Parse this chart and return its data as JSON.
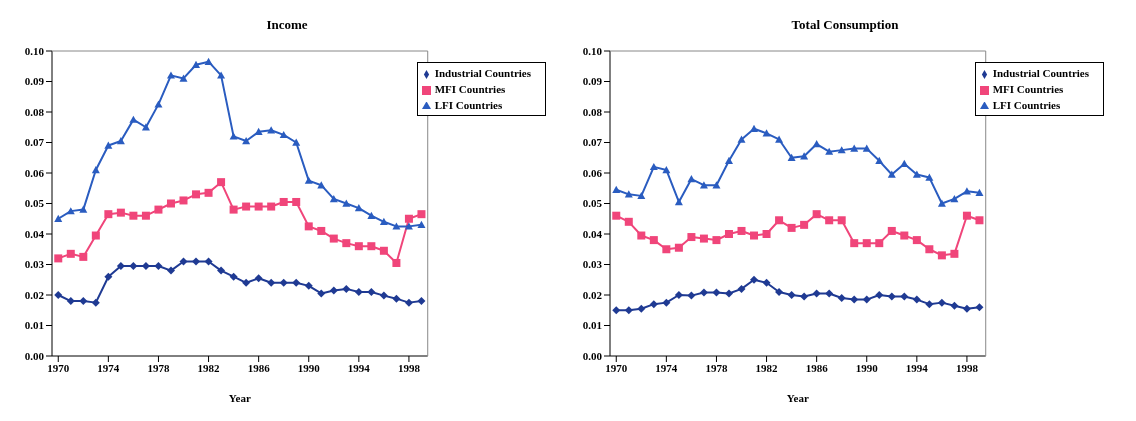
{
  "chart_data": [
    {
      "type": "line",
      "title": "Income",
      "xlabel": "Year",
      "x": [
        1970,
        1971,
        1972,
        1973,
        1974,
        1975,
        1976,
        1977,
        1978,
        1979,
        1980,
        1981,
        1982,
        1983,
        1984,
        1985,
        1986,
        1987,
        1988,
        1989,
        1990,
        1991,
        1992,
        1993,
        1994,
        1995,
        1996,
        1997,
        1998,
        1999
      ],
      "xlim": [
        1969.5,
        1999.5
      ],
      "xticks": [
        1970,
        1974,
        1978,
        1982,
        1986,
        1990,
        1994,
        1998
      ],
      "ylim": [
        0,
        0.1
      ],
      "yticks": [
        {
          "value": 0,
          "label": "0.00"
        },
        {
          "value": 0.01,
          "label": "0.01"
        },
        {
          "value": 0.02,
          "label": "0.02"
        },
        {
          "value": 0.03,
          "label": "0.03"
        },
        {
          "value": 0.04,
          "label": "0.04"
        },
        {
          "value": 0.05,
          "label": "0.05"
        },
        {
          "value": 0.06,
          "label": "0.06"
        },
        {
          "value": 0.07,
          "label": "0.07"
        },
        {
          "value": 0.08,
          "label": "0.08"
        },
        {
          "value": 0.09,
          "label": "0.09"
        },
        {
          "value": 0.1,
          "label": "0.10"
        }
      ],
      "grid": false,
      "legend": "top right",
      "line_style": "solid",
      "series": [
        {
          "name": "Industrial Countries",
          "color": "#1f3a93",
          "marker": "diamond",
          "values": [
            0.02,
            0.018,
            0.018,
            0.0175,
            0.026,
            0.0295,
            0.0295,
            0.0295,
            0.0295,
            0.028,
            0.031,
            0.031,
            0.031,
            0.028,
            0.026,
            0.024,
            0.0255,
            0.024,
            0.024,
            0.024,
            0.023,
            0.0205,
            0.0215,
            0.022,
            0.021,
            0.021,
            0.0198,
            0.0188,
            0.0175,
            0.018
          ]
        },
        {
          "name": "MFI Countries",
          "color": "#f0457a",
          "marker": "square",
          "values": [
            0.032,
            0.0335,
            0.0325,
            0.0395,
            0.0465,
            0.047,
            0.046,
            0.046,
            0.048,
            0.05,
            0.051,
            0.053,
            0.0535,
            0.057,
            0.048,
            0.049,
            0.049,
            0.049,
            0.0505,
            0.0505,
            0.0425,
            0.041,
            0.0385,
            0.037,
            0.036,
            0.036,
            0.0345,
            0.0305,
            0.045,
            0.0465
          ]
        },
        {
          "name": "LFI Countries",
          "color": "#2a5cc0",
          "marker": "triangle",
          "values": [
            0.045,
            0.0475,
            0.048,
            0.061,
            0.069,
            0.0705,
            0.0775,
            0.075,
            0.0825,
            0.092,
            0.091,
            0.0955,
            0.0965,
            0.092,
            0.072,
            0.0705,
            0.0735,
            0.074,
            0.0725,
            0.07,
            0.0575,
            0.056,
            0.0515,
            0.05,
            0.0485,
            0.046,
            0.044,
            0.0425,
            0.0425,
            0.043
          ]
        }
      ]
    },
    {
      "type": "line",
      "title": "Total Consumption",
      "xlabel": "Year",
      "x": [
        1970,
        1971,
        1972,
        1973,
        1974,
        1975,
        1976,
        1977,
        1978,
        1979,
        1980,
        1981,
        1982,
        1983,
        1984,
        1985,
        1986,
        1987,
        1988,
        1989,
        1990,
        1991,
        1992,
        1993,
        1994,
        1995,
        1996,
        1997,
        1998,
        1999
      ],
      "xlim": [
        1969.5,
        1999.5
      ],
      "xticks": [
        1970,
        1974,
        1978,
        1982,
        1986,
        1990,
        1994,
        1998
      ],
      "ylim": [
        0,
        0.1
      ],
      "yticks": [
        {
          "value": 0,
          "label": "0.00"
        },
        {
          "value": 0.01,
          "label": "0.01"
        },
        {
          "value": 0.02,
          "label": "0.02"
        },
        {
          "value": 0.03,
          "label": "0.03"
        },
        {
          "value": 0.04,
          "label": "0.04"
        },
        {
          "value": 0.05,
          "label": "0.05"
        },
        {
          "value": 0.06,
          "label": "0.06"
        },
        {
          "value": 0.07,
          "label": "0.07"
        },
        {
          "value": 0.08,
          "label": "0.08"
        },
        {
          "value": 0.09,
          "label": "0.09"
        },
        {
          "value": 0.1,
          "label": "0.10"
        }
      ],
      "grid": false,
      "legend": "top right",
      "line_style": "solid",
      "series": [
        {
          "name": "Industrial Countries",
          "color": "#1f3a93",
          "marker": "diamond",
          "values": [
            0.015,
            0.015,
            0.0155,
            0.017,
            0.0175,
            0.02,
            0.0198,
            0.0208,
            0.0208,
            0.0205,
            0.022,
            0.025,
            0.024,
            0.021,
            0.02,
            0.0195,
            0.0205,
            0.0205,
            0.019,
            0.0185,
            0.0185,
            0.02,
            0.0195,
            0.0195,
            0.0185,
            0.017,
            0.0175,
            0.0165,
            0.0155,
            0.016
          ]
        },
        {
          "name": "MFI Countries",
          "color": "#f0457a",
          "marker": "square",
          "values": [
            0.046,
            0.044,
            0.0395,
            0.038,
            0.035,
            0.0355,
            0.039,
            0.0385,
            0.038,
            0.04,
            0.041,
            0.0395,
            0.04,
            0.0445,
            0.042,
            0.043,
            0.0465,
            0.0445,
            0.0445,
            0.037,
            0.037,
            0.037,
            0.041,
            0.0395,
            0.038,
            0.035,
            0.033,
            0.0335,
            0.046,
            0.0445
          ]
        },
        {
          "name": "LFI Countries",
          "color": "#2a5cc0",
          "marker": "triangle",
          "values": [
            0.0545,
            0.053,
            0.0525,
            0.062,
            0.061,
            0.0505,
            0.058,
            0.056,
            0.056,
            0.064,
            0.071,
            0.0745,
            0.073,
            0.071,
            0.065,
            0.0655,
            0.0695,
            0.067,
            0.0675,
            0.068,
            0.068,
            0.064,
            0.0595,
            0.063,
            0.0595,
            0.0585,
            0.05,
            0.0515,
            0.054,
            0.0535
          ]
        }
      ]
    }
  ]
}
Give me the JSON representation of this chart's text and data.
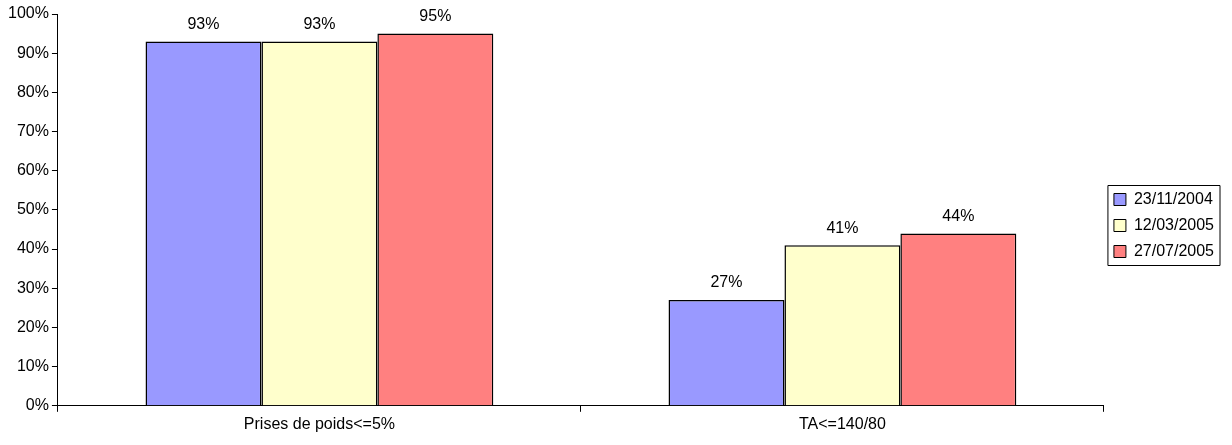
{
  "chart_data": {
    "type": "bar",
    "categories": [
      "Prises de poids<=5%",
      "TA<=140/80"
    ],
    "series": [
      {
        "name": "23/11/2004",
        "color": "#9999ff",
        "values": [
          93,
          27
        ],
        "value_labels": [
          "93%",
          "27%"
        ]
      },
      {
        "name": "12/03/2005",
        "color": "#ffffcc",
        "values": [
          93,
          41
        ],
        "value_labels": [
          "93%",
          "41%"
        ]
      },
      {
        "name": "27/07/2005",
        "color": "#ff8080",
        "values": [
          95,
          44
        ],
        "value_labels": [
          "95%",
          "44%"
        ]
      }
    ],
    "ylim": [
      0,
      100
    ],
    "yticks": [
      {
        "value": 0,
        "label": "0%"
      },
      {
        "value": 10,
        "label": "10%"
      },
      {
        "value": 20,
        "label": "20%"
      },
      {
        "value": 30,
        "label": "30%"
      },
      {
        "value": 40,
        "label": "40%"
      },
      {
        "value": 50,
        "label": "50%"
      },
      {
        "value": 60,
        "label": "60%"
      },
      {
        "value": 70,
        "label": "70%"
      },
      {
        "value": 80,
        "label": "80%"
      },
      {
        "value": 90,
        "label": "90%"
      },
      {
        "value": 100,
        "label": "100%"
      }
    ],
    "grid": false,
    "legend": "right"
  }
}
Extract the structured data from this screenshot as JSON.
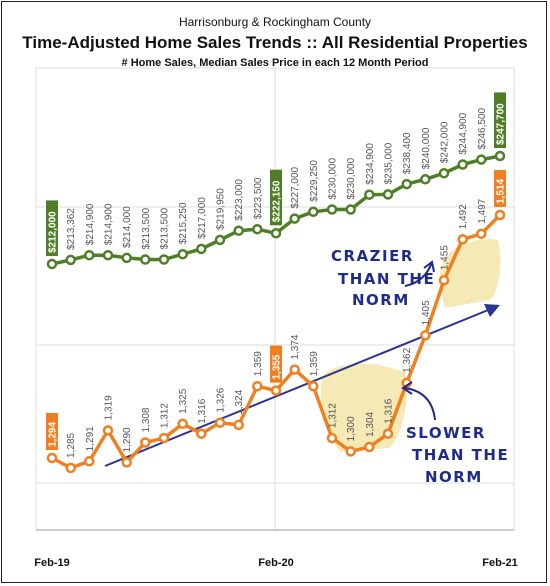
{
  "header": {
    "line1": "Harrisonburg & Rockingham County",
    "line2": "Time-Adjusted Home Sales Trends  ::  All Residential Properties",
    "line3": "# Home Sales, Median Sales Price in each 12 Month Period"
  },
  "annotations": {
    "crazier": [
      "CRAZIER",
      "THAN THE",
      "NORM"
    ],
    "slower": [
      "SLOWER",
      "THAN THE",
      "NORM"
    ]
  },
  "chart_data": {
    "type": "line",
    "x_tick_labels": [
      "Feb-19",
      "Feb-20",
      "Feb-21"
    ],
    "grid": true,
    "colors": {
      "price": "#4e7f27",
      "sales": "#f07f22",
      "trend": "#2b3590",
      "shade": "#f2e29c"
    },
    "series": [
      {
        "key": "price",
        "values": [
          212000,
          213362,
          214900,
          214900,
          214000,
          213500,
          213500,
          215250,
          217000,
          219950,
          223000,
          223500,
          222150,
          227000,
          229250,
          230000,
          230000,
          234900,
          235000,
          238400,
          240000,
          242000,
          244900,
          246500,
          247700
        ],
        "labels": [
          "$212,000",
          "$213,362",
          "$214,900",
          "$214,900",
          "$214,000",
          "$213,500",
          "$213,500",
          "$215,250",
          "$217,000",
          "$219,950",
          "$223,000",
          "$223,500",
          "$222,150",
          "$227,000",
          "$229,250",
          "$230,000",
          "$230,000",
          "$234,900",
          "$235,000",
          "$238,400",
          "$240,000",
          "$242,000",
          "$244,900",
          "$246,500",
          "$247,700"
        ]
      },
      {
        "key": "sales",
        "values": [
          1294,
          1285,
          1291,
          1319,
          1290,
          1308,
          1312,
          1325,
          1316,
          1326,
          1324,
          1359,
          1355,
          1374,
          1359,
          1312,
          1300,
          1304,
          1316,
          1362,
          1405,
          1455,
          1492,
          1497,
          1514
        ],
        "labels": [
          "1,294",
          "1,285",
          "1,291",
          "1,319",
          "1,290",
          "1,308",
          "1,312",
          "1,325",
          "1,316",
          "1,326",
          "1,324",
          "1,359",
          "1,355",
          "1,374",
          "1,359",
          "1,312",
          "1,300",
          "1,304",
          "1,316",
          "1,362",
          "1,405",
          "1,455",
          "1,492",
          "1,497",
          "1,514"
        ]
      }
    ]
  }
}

# Exercise objective
From the listing above, return each line with the word "title".

# Result of this task
      "title": "Income",
      "title": "Total Consumption",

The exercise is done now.